(Records that describe figures)
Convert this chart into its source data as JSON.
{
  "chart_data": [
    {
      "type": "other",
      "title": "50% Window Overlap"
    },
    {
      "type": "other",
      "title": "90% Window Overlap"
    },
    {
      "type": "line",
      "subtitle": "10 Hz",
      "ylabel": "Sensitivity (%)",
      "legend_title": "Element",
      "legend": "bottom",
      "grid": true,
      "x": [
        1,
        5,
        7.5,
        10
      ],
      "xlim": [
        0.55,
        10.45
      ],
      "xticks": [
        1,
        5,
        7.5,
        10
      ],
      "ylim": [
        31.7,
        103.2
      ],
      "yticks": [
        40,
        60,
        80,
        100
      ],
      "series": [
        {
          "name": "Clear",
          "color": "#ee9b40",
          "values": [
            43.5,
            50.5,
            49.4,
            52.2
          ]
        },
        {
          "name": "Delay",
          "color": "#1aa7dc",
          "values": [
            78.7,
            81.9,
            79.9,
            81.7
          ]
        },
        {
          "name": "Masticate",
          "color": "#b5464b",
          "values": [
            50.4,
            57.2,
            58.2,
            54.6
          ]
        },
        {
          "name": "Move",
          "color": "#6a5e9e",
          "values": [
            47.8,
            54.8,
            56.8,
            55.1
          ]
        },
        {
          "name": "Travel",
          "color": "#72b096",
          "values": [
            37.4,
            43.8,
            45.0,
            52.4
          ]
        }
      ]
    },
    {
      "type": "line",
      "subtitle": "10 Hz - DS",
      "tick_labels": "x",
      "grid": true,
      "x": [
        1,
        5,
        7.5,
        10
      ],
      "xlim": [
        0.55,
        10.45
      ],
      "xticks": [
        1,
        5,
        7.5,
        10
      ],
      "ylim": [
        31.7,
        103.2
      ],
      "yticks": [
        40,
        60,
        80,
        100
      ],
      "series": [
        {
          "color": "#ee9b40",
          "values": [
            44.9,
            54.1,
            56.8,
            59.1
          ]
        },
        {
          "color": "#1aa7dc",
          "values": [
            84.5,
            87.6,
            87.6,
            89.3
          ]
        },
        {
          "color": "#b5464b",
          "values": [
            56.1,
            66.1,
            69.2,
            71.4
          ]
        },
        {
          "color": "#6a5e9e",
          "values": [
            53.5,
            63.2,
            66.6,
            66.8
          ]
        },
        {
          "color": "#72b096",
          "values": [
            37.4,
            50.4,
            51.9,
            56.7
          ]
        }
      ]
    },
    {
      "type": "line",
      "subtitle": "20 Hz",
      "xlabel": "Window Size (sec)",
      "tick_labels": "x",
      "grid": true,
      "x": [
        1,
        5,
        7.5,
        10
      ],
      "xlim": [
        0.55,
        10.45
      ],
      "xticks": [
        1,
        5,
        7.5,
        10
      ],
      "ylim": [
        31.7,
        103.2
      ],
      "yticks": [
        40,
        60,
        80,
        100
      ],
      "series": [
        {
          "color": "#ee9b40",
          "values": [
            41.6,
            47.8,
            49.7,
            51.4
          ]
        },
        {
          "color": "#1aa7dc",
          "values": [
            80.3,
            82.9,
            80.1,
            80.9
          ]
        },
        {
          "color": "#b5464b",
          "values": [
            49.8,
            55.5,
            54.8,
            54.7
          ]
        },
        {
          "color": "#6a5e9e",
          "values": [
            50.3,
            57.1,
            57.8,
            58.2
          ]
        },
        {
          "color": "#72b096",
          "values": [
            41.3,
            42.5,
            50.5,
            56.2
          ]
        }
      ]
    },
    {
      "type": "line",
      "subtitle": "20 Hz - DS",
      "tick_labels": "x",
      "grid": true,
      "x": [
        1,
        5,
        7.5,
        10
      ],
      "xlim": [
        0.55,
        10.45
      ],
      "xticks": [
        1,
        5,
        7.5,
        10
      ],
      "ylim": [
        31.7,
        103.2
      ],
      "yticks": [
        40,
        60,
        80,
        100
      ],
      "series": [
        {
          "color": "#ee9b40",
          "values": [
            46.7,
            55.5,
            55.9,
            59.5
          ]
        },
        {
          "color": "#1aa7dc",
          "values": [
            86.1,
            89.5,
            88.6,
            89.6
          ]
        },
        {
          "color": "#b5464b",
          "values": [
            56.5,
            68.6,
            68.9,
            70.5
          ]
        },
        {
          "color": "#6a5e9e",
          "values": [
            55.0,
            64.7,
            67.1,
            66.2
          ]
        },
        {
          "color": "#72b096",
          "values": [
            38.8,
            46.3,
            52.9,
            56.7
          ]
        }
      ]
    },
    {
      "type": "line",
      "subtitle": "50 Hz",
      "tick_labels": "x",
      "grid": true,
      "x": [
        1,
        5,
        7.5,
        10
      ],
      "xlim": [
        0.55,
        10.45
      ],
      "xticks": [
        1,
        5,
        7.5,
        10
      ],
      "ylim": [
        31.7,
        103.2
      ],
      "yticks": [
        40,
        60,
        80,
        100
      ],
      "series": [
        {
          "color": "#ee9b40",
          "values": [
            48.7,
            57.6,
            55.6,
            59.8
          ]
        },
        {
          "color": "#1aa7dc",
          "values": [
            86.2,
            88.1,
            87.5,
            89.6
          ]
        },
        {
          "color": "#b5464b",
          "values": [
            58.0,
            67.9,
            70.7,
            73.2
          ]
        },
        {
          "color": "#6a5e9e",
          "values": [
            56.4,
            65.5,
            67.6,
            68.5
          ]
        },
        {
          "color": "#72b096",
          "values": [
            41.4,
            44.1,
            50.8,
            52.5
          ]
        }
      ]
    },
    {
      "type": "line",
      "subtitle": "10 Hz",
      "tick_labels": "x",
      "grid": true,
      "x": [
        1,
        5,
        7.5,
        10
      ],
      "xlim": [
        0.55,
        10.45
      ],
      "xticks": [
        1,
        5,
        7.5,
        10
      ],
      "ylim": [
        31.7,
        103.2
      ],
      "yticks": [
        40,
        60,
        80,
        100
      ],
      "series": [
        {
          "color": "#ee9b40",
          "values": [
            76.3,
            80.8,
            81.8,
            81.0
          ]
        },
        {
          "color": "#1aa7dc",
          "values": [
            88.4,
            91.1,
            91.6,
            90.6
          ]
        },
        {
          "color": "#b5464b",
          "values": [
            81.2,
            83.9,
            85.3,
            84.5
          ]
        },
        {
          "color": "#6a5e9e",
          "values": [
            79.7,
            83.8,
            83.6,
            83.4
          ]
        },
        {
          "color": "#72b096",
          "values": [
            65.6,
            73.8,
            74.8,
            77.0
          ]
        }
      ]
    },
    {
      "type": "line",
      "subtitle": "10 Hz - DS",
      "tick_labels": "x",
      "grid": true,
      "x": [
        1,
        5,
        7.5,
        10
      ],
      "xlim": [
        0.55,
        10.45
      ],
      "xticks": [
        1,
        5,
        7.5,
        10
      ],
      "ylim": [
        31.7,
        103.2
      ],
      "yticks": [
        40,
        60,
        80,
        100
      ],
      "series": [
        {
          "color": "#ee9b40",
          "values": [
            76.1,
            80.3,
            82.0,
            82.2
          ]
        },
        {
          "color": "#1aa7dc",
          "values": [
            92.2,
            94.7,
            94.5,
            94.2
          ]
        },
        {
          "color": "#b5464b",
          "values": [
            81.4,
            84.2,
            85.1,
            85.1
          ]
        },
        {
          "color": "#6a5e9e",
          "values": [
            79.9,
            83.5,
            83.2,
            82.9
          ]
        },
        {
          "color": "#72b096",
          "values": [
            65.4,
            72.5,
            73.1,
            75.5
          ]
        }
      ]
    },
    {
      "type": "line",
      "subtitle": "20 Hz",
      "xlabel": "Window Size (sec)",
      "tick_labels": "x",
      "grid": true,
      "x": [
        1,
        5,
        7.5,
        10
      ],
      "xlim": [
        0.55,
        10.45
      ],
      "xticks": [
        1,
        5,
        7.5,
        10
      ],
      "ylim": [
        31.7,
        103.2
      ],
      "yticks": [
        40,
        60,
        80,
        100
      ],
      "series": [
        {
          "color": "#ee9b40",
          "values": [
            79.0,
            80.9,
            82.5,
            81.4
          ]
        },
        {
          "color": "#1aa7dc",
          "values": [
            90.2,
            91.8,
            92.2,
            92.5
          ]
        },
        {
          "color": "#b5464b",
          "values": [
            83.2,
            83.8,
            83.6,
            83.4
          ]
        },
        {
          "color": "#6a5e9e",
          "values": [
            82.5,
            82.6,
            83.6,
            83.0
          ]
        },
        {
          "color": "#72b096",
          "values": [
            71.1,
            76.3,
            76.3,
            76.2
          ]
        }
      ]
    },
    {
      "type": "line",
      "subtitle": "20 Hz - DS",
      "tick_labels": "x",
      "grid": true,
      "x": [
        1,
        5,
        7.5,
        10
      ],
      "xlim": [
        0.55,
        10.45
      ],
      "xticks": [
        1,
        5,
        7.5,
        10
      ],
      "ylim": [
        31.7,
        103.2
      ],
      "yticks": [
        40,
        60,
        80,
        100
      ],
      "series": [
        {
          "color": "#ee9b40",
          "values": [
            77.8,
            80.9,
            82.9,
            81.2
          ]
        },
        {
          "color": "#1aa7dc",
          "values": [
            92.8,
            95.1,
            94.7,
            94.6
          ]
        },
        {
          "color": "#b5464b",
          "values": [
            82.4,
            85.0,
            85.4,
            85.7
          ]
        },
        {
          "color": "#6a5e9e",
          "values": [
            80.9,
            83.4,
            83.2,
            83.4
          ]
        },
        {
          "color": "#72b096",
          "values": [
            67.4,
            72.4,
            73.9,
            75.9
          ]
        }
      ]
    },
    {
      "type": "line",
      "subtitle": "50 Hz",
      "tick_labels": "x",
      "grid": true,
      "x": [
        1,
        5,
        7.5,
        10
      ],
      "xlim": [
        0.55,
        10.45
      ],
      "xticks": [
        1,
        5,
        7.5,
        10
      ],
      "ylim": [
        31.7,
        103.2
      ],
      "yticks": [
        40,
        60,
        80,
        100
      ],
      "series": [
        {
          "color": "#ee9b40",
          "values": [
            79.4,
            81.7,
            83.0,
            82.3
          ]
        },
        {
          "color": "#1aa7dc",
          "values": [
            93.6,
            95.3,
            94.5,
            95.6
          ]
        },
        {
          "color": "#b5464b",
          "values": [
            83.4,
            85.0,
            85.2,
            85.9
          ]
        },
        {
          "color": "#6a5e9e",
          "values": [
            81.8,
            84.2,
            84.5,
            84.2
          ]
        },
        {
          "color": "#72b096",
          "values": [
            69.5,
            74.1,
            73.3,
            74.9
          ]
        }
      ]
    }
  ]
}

→ **YOUR TASK**
Pick each line holding the word "Window" out of the listing.

→ **REPLY**
      "title": "50% Window Overlap"
      "title": "90% Window Overlap"
      "xlabel": "Window Size (sec)",
      "xlabel": "Window Size (sec)",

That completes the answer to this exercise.